Restate the complete material exactly.

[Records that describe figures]
______
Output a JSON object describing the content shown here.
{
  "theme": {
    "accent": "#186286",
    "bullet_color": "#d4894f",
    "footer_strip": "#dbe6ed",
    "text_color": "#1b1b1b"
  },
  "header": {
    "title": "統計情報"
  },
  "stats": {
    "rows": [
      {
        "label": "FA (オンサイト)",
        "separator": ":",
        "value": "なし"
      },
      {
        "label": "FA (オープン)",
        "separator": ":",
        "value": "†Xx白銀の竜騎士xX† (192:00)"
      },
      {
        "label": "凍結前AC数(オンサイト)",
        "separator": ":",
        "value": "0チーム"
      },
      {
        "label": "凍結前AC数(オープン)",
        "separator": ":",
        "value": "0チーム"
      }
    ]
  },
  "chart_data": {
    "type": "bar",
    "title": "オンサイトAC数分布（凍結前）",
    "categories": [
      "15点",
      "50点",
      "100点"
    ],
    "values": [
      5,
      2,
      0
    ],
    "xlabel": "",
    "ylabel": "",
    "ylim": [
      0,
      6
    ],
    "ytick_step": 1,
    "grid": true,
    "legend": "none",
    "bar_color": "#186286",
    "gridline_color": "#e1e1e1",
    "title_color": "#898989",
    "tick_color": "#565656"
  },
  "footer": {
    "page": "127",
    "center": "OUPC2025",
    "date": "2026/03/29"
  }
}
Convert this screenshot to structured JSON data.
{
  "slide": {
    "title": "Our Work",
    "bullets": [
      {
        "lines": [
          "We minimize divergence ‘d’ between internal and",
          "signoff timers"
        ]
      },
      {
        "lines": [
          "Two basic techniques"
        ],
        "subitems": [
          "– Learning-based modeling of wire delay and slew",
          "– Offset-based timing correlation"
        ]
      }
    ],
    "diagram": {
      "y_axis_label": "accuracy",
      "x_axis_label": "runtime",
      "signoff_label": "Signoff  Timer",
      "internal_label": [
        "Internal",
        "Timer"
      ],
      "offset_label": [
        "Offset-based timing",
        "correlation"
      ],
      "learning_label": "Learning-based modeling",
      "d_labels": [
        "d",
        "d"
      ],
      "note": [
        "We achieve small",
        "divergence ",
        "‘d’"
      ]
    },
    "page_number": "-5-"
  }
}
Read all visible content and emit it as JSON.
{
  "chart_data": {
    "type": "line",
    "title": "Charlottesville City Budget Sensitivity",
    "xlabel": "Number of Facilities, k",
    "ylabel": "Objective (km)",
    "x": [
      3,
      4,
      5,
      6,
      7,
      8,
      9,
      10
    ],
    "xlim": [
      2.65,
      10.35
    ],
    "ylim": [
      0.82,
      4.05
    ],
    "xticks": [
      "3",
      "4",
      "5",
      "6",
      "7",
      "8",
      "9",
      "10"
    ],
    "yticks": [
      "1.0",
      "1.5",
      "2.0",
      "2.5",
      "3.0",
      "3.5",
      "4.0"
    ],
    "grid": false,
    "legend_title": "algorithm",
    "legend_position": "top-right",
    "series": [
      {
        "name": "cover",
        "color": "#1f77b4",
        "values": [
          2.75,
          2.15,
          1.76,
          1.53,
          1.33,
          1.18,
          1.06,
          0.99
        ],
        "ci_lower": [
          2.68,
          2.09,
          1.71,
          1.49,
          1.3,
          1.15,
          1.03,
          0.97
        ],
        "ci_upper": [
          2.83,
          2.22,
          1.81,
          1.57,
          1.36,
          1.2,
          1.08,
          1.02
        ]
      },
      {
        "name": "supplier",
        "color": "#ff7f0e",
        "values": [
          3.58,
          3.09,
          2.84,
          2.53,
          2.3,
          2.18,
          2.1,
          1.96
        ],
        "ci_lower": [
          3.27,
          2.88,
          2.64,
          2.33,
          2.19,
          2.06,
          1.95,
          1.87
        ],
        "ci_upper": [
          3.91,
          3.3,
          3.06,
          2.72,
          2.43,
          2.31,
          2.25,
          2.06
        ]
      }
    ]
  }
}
______
▶ _Task response_:
Output a JSON object describing the content shown here.
{
  "theme": {
    "accent": "#186286",
    "bullet_color": "#d4894f",
    "footer_strip": "#dbe6ed",
    "text_color": "#1b1b1b"
  },
  "header": {
    "title": "統計情報"
  },
  "stats": {
    "rows": [
      {
        "label": "FA (オンサイト)",
        "separator": ":",
        "value": "なし"
      },
      {
        "label": "FA (オープン)",
        "separator": ":",
        "value": "†Xx白銀の竜騎士xX† (192:00)"
      },
      {
        "label": "凍結前AC数(オンサイト)",
        "separator": ":",
        "value": "0チーム"
      },
      {
        "label": "凍結前AC数(オープン)",
        "separator": ":",
        "value": "0チーム"
      }
    ]
  },
  "chart_data": {
    "type": "bar",
    "title": "オンサイトAC数分布（凍結前）",
    "categories": [
      "15点",
      "50点",
      "100点"
    ],
    "values": [
      5,
      2,
      0
    ],
    "xlabel": "",
    "ylabel": "",
    "ylim": [
      0,
      6
    ],
    "ytick_step": 1,
    "grid": true,
    "legend": "none",
    "bar_color": "#186286",
    "gridline_color": "#e1e1e1",
    "title_color": "#898989",
    "tick_color": "#565656"
  },
  "footer": {
    "page": "127",
    "center": "OUPC2025",
    "date": "2026/03/29"
  }
}
Convert this screenshot to structured JSON data.
{
  "slide": {
    "title": "Our Work",
    "bullets": [
      {
        "lines": [
          "We minimize divergence ‘d’ between internal and",
          "signoff timers"
        ]
      },
      {
        "lines": [
          "Two basic techniques"
        ],
        "subitems": [
          "– Learning-based modeling of wire delay and slew",
          "– Offset-based timing correlation"
        ]
      }
    ],
    "diagram": {
      "y_axis_label": "accuracy",
      "x_axis_label": "runtime",
      "signoff_label": "Signoff  Timer",
      "internal_label": [
        "Internal",
        "Timer"
      ],
      "offset_label": [
        "Offset-based timing",
        "correlation"
      ],
      "learning_label": "Learning-based modeling",
      "d_labels": [
        "d",
        "d"
      ],
      "note": [
        "We achieve small",
        "divergence ",
        "‘d’"
      ]
    },
    "page_number": "-5-"
  }
}
Read all visible content and emit it as JSON.
{
  "chart_data": {
    "type": "line",
    "title": "Charlottesville City Budget Sensitivity",
    "xlabel": "Number of Facilities, k",
    "ylabel": "Objective (km)",
    "x": [
      3,
      4,
      5,
      6,
      7,
      8,
      9,
      10
    ],
    "xlim": [
      2.65,
      10.35
    ],
    "ylim": [
      0.82,
      4.05
    ],
    "xticks": [
      "3",
      "4",
      "5",
      "6",
      "7",
      "8",
      "9",
      "10"
    ],
    "yticks": [
      "1.0",
      "1.5",
      "2.0",
      "2.5",
      "3.0",
      "3.5",
      "4.0"
    ],
    "grid": false,
    "legend_title": "algorithm",
    "legend_position": "top-right",
    "series": [
      {
        "name": "cover",
        "color": "#1f77b4",
        "values": [
          2.75,
          2.15,
          1.76,
          1.53,
          1.33,
          1.18,
          1.06,
          0.99
        ],
        "ci_lower": [
          2.68,
          2.09,
          1.71,
          1.49,
          1.3,
          1.15,
          1.03,
          0.97
        ],
        "ci_upper": [
          2.83,
          2.22,
          1.81,
          1.57,
          1.36,
          1.2,
          1.08,
          1.02
        ]
      },
      {
        "name": "supplier",
        "color": "#ff7f0e",
        "values": [
          3.58,
          3.09,
          2.84,
          2.53,
          2.3,
          2.18,
          2.1,
          1.96
        ],
        "ci_lower": [
          3.27,
          2.88,
          2.64,
          2.33,
          2.19,
          2.06,
          1.95,
          1.87
        ],
        "ci_upper": [
          3.91,
          3.3,
          3.06,
          2.72,
          2.43,
          2.31,
          2.25,
          2.06
        ]
      }
    ]
  }
}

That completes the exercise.